## READING PASSAGE
● ● ● ●
On Wed, Apr 30, 2025, at 1:06 PM, Tim Düsterhus wrote:
> Hi
>
> On 4/30/25 15:33, Larry Garfield wrote:
>> The only time I've seen anyone use $code is in TYPO3. Their coding
>> standards say that any time you throw an exception, you use the current
>> timestamp (determined manually) as a code. That way there is a globally
>> unique code regardless of exception type that can be grepped to find the
>> exact line it came from.
>
> To my understanding this would result in effectively identical
> exceptions having different codes, just because checking the error
> condition is split across different `if()` statements for readability?
> That doesn't seem like a good idea - and that's why the RFC uses “cause”
> as the wording of choice.
Correct. There's 400 `throw new InvalidArgumentException('...', 123456798)`
calls across the code base, each with a unique code number timestamp.
● ● ● ●
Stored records
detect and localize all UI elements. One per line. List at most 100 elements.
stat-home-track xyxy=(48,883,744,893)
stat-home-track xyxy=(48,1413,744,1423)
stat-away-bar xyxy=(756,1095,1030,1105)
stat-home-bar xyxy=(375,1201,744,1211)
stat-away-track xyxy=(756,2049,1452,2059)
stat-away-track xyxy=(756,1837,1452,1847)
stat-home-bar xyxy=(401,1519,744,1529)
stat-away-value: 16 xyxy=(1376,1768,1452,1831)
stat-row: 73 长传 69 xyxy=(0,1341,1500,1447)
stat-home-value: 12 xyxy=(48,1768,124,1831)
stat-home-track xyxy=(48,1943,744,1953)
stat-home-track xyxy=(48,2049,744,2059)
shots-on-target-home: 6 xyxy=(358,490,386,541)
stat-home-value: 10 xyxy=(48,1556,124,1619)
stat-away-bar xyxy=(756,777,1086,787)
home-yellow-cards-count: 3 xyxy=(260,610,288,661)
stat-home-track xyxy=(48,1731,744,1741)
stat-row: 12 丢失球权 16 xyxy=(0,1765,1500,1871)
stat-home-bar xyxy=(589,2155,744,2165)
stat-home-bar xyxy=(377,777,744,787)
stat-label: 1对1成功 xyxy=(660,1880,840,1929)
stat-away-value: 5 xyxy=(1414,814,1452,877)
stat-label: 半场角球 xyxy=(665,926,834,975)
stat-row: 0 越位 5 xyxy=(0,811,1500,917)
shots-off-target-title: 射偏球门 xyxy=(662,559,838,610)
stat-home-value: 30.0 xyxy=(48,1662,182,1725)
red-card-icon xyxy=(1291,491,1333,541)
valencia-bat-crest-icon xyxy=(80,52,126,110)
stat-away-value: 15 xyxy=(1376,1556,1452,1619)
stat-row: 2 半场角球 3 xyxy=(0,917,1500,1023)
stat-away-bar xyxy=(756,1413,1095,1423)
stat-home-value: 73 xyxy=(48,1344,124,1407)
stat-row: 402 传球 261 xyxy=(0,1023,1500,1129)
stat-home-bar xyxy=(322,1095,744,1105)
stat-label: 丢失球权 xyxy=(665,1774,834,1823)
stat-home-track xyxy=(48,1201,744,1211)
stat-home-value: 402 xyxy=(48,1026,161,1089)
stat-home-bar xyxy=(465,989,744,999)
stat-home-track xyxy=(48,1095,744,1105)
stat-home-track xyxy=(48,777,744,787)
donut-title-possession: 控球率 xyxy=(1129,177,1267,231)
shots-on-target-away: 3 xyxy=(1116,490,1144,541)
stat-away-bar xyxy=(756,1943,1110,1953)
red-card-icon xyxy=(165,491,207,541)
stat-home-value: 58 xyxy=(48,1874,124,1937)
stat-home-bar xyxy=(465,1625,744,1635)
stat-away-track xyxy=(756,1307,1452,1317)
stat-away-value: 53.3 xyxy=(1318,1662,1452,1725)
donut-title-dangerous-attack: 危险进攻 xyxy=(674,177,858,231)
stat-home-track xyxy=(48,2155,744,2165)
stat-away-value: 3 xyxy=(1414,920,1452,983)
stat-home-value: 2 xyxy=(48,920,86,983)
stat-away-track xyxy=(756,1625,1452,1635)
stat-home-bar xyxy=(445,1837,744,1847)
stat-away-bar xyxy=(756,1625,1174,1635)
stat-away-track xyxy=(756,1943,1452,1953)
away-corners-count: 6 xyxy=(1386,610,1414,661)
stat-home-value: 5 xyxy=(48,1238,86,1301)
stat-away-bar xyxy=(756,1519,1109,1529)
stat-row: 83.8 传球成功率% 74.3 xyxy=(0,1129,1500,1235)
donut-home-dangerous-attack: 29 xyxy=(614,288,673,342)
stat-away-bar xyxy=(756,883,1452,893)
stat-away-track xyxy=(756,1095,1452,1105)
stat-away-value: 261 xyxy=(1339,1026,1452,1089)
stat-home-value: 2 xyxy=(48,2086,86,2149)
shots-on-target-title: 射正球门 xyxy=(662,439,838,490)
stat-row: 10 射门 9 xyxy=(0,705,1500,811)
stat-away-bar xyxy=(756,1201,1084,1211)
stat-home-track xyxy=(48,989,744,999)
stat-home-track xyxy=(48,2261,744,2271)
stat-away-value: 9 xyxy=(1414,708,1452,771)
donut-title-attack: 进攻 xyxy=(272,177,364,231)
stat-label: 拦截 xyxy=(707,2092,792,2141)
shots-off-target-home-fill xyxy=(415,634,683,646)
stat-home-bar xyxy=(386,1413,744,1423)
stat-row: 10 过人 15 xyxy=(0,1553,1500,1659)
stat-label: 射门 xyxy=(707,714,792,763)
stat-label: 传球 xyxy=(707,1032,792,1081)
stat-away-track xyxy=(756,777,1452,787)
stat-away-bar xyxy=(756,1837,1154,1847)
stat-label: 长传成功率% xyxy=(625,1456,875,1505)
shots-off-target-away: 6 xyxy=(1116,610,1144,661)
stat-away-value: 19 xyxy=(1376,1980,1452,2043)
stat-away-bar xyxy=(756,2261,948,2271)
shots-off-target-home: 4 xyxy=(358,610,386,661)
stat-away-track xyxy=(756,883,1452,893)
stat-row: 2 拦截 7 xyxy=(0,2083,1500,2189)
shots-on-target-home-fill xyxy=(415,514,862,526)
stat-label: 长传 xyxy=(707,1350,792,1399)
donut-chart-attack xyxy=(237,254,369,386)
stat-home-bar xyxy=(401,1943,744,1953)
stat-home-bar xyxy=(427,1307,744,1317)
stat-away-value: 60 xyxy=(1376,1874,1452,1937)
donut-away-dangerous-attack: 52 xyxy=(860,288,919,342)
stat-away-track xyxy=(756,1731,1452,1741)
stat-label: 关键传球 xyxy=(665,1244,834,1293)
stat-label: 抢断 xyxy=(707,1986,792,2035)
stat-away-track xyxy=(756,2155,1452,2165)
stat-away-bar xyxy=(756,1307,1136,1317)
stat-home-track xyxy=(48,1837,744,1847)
● ● ● ●
## STUDY QUESTIONS
• a. Answer these questions about the email exchange on exception codes:
(i) In which project is Larry Garfield's only sighting of anyone using $code?
(ii) What word does the RFC use as its wording of choice, according to Tim Düsterhus?
(iii) How many `throw new InvalidArgumentException` calls does the last reply say are spread across the code base?
• b. Extend the email exchange on exception codes, picking up right after its final sentence.

## OUTPUTS BY TASK
• a.
(i) TYPO3
(ii) "cause"
(iii) 400

• b.
I didn't care for this approach either when I worked at TYPO3. :-) My point
being that I've rarely if ever seen $code used in a constructive and useful
fashion.
>> […] just that it's the only time I've seen $code used in the wild...
>>
>
> PDO (for better or worse) also uses the `$code` for the error code
> returned by the database. Unfortunately it also widens the (untyped)
> $code from int to string|int, which causes some issues, since folks only
> expect int, since Exception::__construct() types the `$code` parameter
> as `int`.
>
> Best regards
> Tim Düsterhus
In my experience, worse. But that's another topic.